▶ DIRECTIONS FOR THIS TASK: Return each entry below exactly. Skip the images.

▶ Data tied to figure images:
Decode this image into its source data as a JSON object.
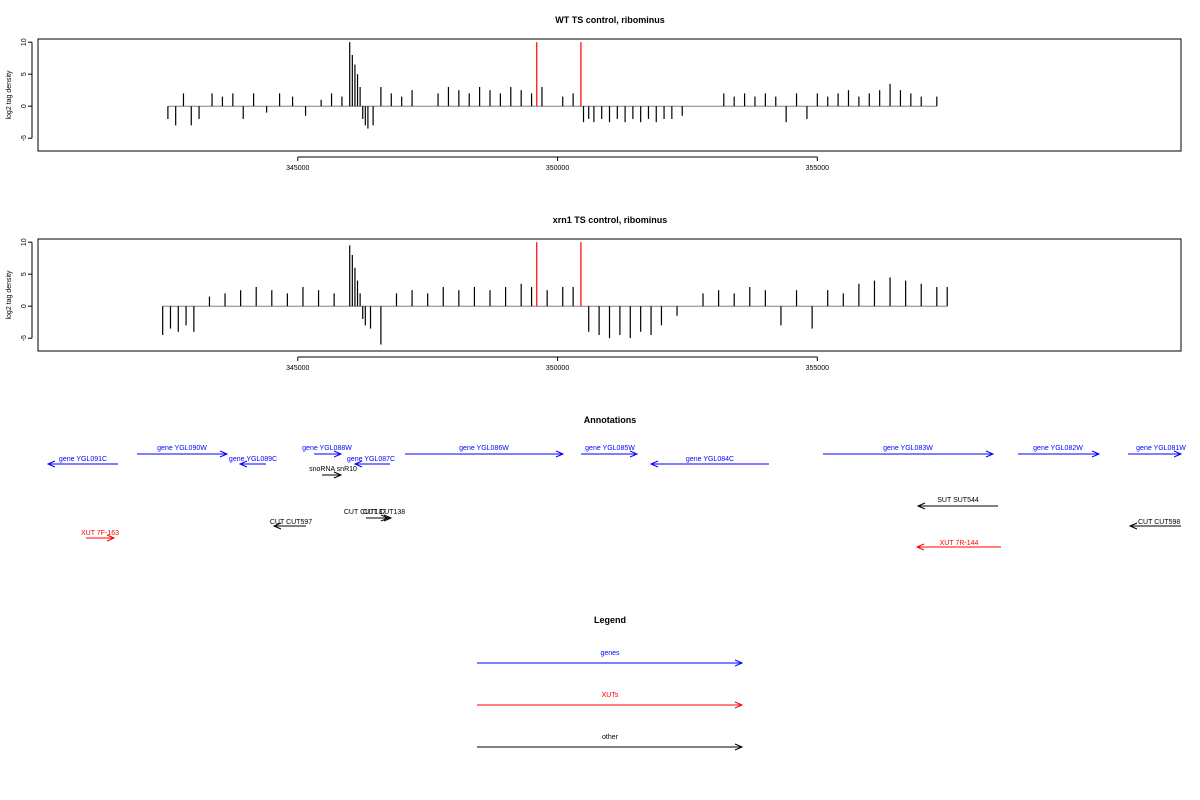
{
  "chart_data": [
    {
      "type": "bar",
      "title": "WT TS control, ribominus",
      "xlabel": "",
      "ylabel": "log2 tag density",
      "ylim": [
        -7,
        10.5
      ],
      "xlim": [
        340000,
        362000
      ],
      "xticks": [
        345000,
        350000,
        355000
      ],
      "xtick_labels": [
        "345000",
        "350000",
        "355000"
      ],
      "yticks": [
        -5,
        0,
        5,
        10
      ],
      "ytick_labels": [
        "-5",
        "0",
        "5",
        "10"
      ],
      "series": [
        {
          "x": [
            342500,
            342650,
            342800,
            342950,
            343100,
            343350,
            343550,
            343750,
            343950,
            344150,
            344400,
            344650,
            344900,
            345150,
            345450,
            345650,
            345850,
            346000,
            346050,
            346100,
            346150,
            346200,
            346250,
            346300,
            346350,
            346450,
            346600,
            346800,
            347000,
            347200,
            347700,
            347900,
            348100,
            348300,
            348500,
            348700,
            348900,
            349100,
            349300,
            349500,
            349700,
            350100,
            350300,
            350500,
            350600,
            350700,
            350850,
            351000,
            351150,
            351300,
            351450,
            351600,
            351750,
            351900,
            352050,
            352200,
            352400,
            353200,
            353400,
            353600,
            353800,
            354000,
            354200,
            354400,
            354600,
            354800,
            355000,
            355200,
            355400,
            355600,
            355800,
            356000,
            356200,
            356400,
            356600,
            356800,
            357000,
            357300
          ],
          "y": [
            -2,
            -3,
            2,
            -3,
            -2,
            2,
            1.5,
            2,
            -2,
            2,
            -1,
            2,
            1.5,
            -1.5,
            1,
            2,
            1.5,
            10,
            8,
            6.5,
            5,
            3,
            -2,
            -3,
            -3.5,
            -3,
            3,
            2,
            1.5,
            2.5,
            2,
            3,
            2.5,
            2,
            3,
            2.5,
            2,
            3,
            2.5,
            2,
            3,
            1.5,
            2,
            -2.5,
            -2,
            -2.5,
            -2,
            -2.5,
            -2,
            -2.5,
            -2,
            -2.5,
            -2,
            -2.5,
            -2,
            -2,
            -1.5,
            2,
            1.5,
            2,
            1.5,
            2,
            1.5,
            -2.5,
            2,
            -2,
            2,
            1.5,
            2,
            2.5,
            1.5,
            2,
            2.5,
            3.5,
            2.5,
            2,
            1.5,
            1.5
          ]
        }
      ],
      "highlight_color": "#ff0000",
      "highlight_x": [
        349600,
        350450
      ],
      "highlight_y": 10
    },
    {
      "type": "bar",
      "title": "xrn1 TS control, ribominus",
      "xlabel": "",
      "ylabel": "log2 tag density",
      "ylim": [
        -7,
        10.5
      ],
      "xlim": [
        340000,
        362000
      ],
      "xticks": [
        345000,
        350000,
        355000
      ],
      "xtick_labels": [
        "345000",
        "350000",
        "355000"
      ],
      "yticks": [
        -5,
        0,
        5,
        10
      ],
      "ytick_labels": [
        "-5",
        "0",
        "5",
        "10"
      ],
      "series": [
        {
          "x": [
            342400,
            342550,
            342700,
            342850,
            343000,
            343300,
            343600,
            343900,
            344200,
            344500,
            344800,
            345100,
            345400,
            345700,
            346000,
            346050,
            346100,
            346150,
            346200,
            346250,
            346300,
            346400,
            346600,
            346900,
            347200,
            347500,
            347800,
            348100,
            348400,
            348700,
            349000,
            349300,
            349500,
            349800,
            350100,
            350300,
            350600,
            350800,
            351000,
            351200,
            351400,
            351600,
            351800,
            352000,
            352300,
            352800,
            353100,
            353400,
            353700,
            354000,
            354300,
            354600,
            354900,
            355200,
            355500,
            355800,
            356100,
            356400,
            356700,
            357000,
            357300,
            357500
          ],
          "y": [
            -4.5,
            -3.5,
            -4,
            -3,
            -4,
            1.5,
            2,
            2.5,
            3,
            2.5,
            2,
            3,
            2.5,
            2,
            9.5,
            8,
            6,
            4,
            2,
            -2,
            -3,
            -3.5,
            -6,
            2,
            2.5,
            2,
            3,
            2.5,
            3,
            2.5,
            3,
            3.5,
            3,
            2.5,
            3,
            3,
            -4,
            -4.5,
            -5,
            -4.5,
            -5,
            -4,
            -4.5,
            -3,
            -1.5,
            2,
            2.5,
            2,
            3,
            2.5,
            -3,
            2.5,
            -3.5,
            2.5,
            2,
            3.5,
            4,
            4.5,
            4,
            3.5,
            3,
            3
          ]
        }
      ],
      "highlight_color": "#ff0000",
      "highlight_x": [
        349600,
        350450
      ],
      "highlight_y": 10
    }
  ],
  "annotations": {
    "title": "Annotations",
    "genes": [
      {
        "label": "gene YGL091C",
        "dir": "left"
      },
      {
        "label": "gene YGL090W",
        "dir": "right"
      },
      {
        "label": "gene YGL089C",
        "dir": "left"
      },
      {
        "label": "gene YGL088W",
        "dir": "right"
      },
      {
        "label": "gene YGL087C",
        "dir": "left"
      },
      {
        "label": "gene YGL086W",
        "dir": "right"
      },
      {
        "label": "gene YGL085W",
        "dir": "right"
      },
      {
        "label": "gene YGL084C",
        "dir": "left"
      },
      {
        "label": "gene YGL083W",
        "dir": "right"
      },
      {
        "label": "gene YGL082W",
        "dir": "right"
      },
      {
        "label": "gene YGL081W",
        "dir": "right"
      }
    ],
    "others": [
      {
        "label": "snoRNA snR10",
        "dir": "right"
      },
      {
        "label": "CUT CUT597",
        "dir": "left"
      },
      {
        "label": "CUT CUT137",
        "dir": "right"
      },
      {
        "label": "CUT CUT138",
        "dir": "right"
      },
      {
        "label": "SUT SUT544",
        "dir": "left"
      },
      {
        "label": "CUT CUT598",
        "dir": "left"
      }
    ],
    "xuts": [
      {
        "label": "XUT 7F-163",
        "dir": "right"
      },
      {
        "label": "XUT 7R-144",
        "dir": "left"
      }
    ]
  },
  "legend": {
    "title": "Legend",
    "items": [
      {
        "label": "genes",
        "color": "#0000ff"
      },
      {
        "label": "XUTs",
        "color": "#ff0000"
      },
      {
        "label": "other",
        "color": "#000000"
      }
    ]
  },
  "colors": {
    "gene": "#0000ff",
    "xut": "#ff0000",
    "other": "#000000",
    "baseline": "#808080"
  }
}
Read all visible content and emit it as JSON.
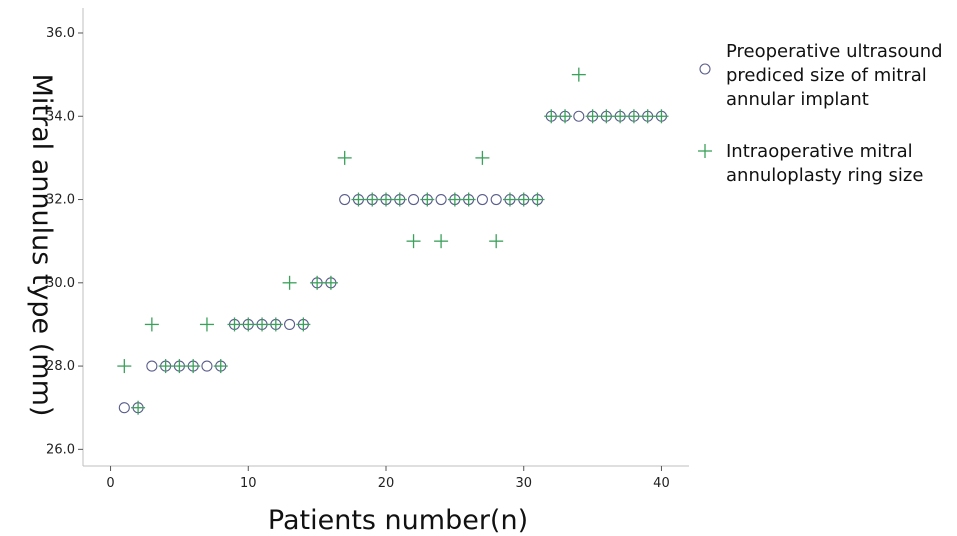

▶ RESULT:
Decode this image into its source data as a JSON object.
{
  "chart_data": [
    {
      "type": "bar",
      "title": "WT TS control, ribominus",
      "xlabel": "",
      "ylabel": "log2 tag density",
      "ylim": [
        -7,
        10.5
      ],
      "xlim": [
        340000,
        362000
      ],
      "xticks": [
        345000,
        350000,
        355000
      ],
      "xtick_labels": [
        "345000",
        "350000",
        "355000"
      ],
      "yticks": [
        -5,
        0,
        5,
        10
      ],
      "ytick_labels": [
        "-5",
        "0",
        "5",
        "10"
      ],
      "series": [
        {
          "x": [
            342500,
            342650,
            342800,
            342950,
            343100,
            343350,
            343550,
            343750,
            343950,
            344150,
            344400,
            344650,
            344900,
            345150,
            345450,
            345650,
            345850,
            346000,
            346050,
            346100,
            346150,
            346200,
            346250,
            346300,
            346350,
            346450,
            346600,
            346800,
            347000,
            347200,
            347700,
            347900,
            348100,
            348300,
            348500,
            348700,
            348900,
            349100,
            349300,
            349500,
            349700,
            350100,
            350300,
            350500,
            350600,
            350700,
            350850,
            351000,
            351150,
            351300,
            351450,
            351600,
            351750,
            351900,
            352050,
            352200,
            352400,
            353200,
            353400,
            353600,
            353800,
            354000,
            354200,
            354400,
            354600,
            354800,
            355000,
            355200,
            355400,
            355600,
            355800,
            356000,
            356200,
            356400,
            356600,
            356800,
            357000,
            357300
          ],
          "y": [
            -2,
            -3,
            2,
            -3,
            -2,
            2,
            1.5,
            2,
            -2,
            2,
            -1,
            2,
            1.5,
            -1.5,
            1,
            2,
            1.5,
            10,
            8,
            6.5,
            5,
            3,
            -2,
            -3,
            -3.5,
            -3,
            3,
            2,
            1.5,
            2.5,
            2,
            3,
            2.5,
            2,
            3,
            2.5,
            2,
            3,
            2.5,
            2,
            3,
            1.5,
            2,
            -2.5,
            -2,
            -2.5,
            -2,
            -2.5,
            -2,
            -2.5,
            -2,
            -2.5,
            -2,
            -2.5,
            -2,
            -2,
            -1.5,
            2,
            1.5,
            2,
            1.5,
            2,
            1.5,
            -2.5,
            2,
            -2,
            2,
            1.5,
            2,
            2.5,
            1.5,
            2,
            2.5,
            3.5,
            2.5,
            2,
            1.5,
            1.5
          ]
        }
      ],
      "highlight_color": "#ff0000",
      "highlight_x": [
        349600,
        350450
      ],
      "highlight_y": 10
    },
    {
      "type": "bar",
      "title": "xrn1 TS control, ribominus",
      "xlabel": "",
      "ylabel": "log2 tag density",
      "ylim": [
        -7,
        10.5
      ],
      "xlim": [
        340000,
        362000
      ],
      "xticks": [
        345000,
        350000,
        355000
      ],
      "xtick_labels": [
        "345000",
        "350000",
        "355000"
      ],
      "yticks": [
        -5,
        0,
        5,
        10
      ],
      "ytick_labels": [
        "-5",
        "0",
        "5",
        "10"
      ],
      "series": [
        {
          "x": [
            342400,
            342550,
            342700,
            342850,
            343000,
            343300,
            343600,
            343900,
            344200,
            344500,
            344800,
            345100,
            345400,
            345700,
            346000,
            346050,
            346100,
            346150,
            346200,
            346250,
            346300,
            346400,
            346600,
            346900,
            347200,
            347500,
            347800,
            348100,
            348400,
            348700,
            349000,
            349300,
            349500,
            349800,
            350100,
            350300,
            350600,
            350800,
            351000,
            351200,
            351400,
            351600,
            351800,
            352000,
            352300,
            352800,
            353100,
            353400,
            353700,
            354000,
            354300,
            354600,
            354900,
            355200,
            355500,
            355800,
            356100,
            356400,
            356700,
            357000,
            357300,
            357500
          ],
          "y": [
            -4.5,
            -3.5,
            -4,
            -3,
            -4,
            1.5,
            2,
            2.5,
            3,
            2.5,
            2,
            3,
            2.5,
            2,
            9.5,
            8,
            6,
            4,
            2,
            -2,
            -3,
            -3.5,
            -6,
            2,
            2.5,
            2,
            3,
            2.5,
            3,
            2.5,
            3,
            3.5,
            3,
            2.5,
            3,
            3,
            -4,
            -4.5,
            -5,
            -4.5,
            -5,
            -4,
            -4.5,
            -3,
            -1.5,
            2,
            2.5,
            2,
            3,
            2.5,
            -3,
            2.5,
            -3.5,
            2.5,
            2,
            3.5,
            4,
            4.5,
            4,
            3.5,
            3,
            3
          ]
        }
      ],
      "highlight_color": "#ff0000",
      "highlight_x": [
        349600,
        350450
      ],
      "highlight_y": 10
    }
  ],
  "annotations": {
    "title": "Annotations",
    "genes": [
      {
        "label": "gene YGL091C",
        "dir": "left"
      },
      {
        "label": "gene YGL090W",
        "dir": "right"
      },
      {
        "label": "gene YGL089C",
        "dir": "left"
      },
      {
        "label": "gene YGL088W",
        "dir": "right"
      },
      {
        "label": "gene YGL087C",
        "dir": "left"
      },
      {
        "label": "gene YGL086W",
        "dir": "right"
      },
      {
        "label": "gene YGL085W",
        "dir": "right"
      },
      {
        "label": "gene YGL084C",
        "dir": "left"
      },
      {
        "label": "gene YGL083W",
        "dir": "right"
      },
      {
        "label": "gene YGL082W",
        "dir": "right"
      },
      {
        "label": "gene YGL081W",
        "dir": "right"
      }
    ],
    "others": [
      {
        "label": "snoRNA snR10",
        "dir": "right"
      },
      {
        "label": "CUT CUT597",
        "dir": "left"
      },
      {
        "label": "CUT CUT137",
        "dir": "right"
      },
      {
        "label": "CUT CUT138",
        "dir": "right"
      },
      {
        "label": "SUT SUT544",
        "dir": "left"
      },
      {
        "label": "CUT CUT598",
        "dir": "left"
      }
    ],
    "xuts": [
      {
        "label": "XUT 7F-163",
        "dir": "right"
      },
      {
        "label": "XUT 7R-144",
        "dir": "left"
      }
    ]
  },
  "legend": {
    "title": "Legend",
    "items": [
      {
        "label": "genes",
        "color": "#0000ff"
      },
      {
        "label": "XUTs",
        "color": "#ff0000"
      },
      {
        "label": "other",
        "color": "#000000"
      }
    ]
  },
  "colors": {
    "gene": "#0000ff",
    "xut": "#ff0000",
    "other": "#000000",
    "baseline": "#808080"
  }
}
Read all visible content and emit it as JSON.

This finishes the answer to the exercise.